→ **DIRECTION**
Gather the lines that hold the string "Output".

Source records

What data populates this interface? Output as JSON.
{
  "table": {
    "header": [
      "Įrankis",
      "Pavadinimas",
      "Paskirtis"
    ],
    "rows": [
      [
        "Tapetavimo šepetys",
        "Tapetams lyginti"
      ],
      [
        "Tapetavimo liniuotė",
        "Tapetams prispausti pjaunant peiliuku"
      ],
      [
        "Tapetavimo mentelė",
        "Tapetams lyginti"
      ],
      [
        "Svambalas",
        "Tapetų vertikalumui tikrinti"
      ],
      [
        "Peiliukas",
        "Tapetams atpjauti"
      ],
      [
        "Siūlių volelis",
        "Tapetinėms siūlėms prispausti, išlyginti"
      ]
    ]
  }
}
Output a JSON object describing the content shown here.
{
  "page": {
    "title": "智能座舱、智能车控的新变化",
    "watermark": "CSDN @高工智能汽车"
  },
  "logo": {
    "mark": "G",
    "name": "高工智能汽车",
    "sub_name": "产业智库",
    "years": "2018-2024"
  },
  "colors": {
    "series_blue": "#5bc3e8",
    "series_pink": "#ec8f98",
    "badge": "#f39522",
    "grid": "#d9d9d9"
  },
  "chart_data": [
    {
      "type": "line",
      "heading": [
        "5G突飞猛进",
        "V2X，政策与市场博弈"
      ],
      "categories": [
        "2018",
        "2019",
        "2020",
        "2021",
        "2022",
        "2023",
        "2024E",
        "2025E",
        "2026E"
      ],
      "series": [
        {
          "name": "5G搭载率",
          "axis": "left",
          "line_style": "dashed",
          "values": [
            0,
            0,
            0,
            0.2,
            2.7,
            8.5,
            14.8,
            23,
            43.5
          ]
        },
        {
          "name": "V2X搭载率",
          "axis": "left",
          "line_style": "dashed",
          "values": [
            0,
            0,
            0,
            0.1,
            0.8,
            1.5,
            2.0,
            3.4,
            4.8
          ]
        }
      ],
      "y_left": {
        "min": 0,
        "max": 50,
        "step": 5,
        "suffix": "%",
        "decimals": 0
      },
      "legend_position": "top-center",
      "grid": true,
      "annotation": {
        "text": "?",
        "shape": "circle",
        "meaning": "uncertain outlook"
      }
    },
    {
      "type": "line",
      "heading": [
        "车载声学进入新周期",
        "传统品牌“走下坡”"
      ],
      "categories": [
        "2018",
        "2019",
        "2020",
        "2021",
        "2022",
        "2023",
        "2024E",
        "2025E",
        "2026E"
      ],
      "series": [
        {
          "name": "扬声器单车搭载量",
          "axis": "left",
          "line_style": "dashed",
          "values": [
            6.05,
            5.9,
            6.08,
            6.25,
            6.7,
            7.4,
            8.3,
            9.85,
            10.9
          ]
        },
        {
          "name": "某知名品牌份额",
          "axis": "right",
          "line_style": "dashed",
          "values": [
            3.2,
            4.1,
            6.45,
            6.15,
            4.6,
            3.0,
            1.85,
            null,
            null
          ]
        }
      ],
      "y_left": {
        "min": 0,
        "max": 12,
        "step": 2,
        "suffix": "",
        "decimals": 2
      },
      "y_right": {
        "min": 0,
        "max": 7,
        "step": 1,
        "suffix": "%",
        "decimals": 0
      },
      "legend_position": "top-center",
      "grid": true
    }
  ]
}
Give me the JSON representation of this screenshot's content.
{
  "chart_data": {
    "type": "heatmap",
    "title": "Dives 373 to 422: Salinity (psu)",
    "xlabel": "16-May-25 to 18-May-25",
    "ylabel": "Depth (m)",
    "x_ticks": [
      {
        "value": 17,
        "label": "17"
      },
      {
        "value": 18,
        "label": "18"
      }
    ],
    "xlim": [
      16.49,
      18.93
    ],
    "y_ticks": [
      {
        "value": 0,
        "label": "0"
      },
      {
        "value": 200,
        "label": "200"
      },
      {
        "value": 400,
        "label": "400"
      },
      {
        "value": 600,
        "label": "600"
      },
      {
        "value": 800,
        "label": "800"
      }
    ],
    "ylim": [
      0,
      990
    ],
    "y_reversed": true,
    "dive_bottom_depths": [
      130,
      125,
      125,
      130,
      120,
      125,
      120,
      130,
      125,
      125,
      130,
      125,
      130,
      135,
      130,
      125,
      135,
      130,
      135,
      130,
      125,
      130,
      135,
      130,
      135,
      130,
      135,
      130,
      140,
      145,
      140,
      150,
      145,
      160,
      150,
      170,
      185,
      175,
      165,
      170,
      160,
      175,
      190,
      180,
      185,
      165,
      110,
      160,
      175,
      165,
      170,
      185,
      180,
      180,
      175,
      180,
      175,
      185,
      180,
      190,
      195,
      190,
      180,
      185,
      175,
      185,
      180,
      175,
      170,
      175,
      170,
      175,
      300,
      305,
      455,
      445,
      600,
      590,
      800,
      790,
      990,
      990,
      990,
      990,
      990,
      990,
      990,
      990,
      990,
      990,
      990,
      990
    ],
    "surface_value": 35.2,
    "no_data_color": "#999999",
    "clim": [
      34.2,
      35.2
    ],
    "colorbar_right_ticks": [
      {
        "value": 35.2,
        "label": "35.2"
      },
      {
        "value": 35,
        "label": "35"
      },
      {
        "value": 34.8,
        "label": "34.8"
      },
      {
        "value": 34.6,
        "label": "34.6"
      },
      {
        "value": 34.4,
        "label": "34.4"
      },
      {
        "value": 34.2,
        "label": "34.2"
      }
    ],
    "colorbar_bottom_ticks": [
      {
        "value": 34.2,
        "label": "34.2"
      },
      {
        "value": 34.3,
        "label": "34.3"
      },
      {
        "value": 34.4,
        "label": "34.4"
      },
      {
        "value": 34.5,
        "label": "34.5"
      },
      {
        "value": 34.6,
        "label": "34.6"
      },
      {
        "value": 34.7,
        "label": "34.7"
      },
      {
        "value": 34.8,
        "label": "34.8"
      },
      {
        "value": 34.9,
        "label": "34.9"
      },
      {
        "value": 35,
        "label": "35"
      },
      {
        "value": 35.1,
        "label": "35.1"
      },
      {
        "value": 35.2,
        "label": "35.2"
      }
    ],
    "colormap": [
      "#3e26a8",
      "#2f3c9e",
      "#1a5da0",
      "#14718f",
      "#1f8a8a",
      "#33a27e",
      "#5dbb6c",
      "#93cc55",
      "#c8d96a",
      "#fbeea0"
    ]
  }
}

→ **ANSWER TO THE TASK**
What data populates this interface? Output as JSON.
Output a JSON object describing the content shown here.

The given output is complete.